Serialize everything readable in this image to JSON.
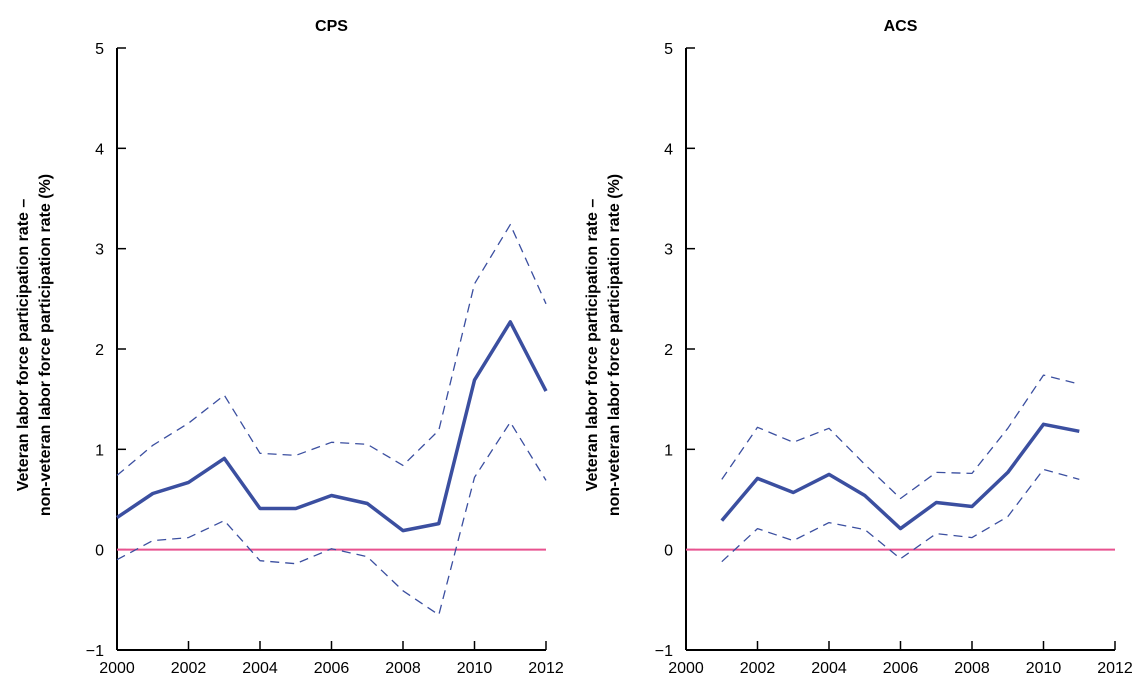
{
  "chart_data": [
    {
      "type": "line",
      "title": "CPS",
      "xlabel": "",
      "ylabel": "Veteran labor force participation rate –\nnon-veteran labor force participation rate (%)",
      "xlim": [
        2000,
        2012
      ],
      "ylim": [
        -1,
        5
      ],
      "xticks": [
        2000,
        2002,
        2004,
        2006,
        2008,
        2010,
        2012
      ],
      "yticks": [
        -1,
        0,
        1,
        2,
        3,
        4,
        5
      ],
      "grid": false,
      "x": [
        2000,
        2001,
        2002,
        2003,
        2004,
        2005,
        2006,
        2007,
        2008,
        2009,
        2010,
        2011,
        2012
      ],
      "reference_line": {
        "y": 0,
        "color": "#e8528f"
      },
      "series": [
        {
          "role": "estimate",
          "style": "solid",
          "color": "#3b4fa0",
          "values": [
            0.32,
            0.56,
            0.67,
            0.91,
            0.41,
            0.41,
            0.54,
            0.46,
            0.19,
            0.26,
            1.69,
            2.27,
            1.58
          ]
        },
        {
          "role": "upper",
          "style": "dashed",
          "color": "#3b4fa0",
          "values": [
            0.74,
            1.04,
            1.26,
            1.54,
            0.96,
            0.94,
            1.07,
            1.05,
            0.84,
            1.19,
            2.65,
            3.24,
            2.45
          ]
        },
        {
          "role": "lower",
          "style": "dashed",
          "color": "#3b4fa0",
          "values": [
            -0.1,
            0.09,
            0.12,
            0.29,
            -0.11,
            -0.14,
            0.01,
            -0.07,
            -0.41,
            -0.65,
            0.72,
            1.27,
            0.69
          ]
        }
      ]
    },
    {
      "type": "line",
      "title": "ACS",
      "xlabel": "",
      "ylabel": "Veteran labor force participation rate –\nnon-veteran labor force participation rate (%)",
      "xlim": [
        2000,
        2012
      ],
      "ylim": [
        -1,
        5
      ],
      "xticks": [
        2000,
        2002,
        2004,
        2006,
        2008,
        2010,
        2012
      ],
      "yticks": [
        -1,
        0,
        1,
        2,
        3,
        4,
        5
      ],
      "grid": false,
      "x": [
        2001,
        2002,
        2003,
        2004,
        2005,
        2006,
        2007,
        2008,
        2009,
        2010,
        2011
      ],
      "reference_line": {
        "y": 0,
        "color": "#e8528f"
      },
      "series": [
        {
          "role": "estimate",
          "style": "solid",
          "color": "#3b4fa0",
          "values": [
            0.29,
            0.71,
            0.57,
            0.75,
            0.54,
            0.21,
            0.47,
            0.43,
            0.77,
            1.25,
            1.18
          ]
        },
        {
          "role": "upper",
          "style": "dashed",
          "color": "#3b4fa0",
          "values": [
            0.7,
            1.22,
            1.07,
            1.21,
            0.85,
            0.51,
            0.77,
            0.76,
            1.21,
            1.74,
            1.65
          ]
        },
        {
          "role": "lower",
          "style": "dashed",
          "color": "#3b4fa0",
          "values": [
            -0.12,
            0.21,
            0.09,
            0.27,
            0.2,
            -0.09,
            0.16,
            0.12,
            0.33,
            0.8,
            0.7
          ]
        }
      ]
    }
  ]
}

::::::::::

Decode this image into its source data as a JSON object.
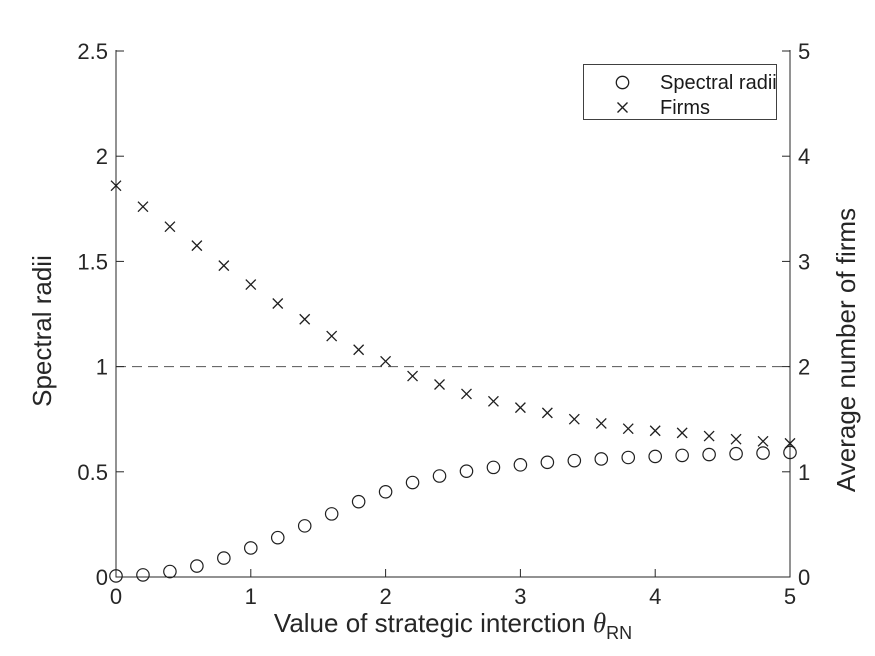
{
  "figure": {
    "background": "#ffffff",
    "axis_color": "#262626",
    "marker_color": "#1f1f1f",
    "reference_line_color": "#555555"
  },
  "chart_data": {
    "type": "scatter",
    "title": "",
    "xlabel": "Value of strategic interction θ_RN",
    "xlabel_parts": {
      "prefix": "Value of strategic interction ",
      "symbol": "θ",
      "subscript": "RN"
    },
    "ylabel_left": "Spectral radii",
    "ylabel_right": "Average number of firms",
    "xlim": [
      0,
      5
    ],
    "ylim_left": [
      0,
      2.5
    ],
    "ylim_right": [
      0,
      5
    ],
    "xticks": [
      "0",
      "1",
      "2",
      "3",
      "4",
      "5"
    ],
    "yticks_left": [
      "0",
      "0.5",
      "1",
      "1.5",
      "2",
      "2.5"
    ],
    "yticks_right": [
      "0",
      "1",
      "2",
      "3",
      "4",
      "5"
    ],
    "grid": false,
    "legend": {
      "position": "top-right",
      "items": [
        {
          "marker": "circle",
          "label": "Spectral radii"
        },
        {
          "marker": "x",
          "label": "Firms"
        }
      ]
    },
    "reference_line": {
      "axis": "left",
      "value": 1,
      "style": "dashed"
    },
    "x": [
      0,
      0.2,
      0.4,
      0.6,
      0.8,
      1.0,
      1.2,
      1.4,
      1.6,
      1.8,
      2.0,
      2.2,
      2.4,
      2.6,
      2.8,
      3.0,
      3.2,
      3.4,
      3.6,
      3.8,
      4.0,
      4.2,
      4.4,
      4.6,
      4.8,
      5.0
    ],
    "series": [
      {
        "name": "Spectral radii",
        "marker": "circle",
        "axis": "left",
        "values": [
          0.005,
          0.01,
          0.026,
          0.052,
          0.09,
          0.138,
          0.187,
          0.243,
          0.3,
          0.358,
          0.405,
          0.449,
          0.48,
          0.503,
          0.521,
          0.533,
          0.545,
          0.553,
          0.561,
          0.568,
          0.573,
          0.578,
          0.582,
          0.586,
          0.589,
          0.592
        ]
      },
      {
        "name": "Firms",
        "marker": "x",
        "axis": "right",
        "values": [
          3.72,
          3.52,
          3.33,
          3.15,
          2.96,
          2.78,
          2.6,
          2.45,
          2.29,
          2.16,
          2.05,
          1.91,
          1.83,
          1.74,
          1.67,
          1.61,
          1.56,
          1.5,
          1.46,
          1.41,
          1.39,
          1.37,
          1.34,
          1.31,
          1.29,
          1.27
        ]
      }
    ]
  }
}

::::::::::

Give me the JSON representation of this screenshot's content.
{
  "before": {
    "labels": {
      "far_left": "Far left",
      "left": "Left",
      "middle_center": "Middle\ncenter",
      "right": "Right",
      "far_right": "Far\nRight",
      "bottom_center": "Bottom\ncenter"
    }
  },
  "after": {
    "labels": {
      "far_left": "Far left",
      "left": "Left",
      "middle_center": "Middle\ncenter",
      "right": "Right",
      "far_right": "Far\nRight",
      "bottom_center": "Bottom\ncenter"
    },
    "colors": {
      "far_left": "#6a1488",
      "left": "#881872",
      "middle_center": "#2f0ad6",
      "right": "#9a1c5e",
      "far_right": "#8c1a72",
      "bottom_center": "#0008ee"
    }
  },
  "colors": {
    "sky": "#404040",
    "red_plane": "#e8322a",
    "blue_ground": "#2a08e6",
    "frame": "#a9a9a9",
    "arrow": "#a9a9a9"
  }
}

::::::::::

▶ Aim
Read the entries and show each line that mentions "image".

▶ Exercise answer
Serialize everything readable in this image to JSON.
Decode this image into its source data as a JSON object.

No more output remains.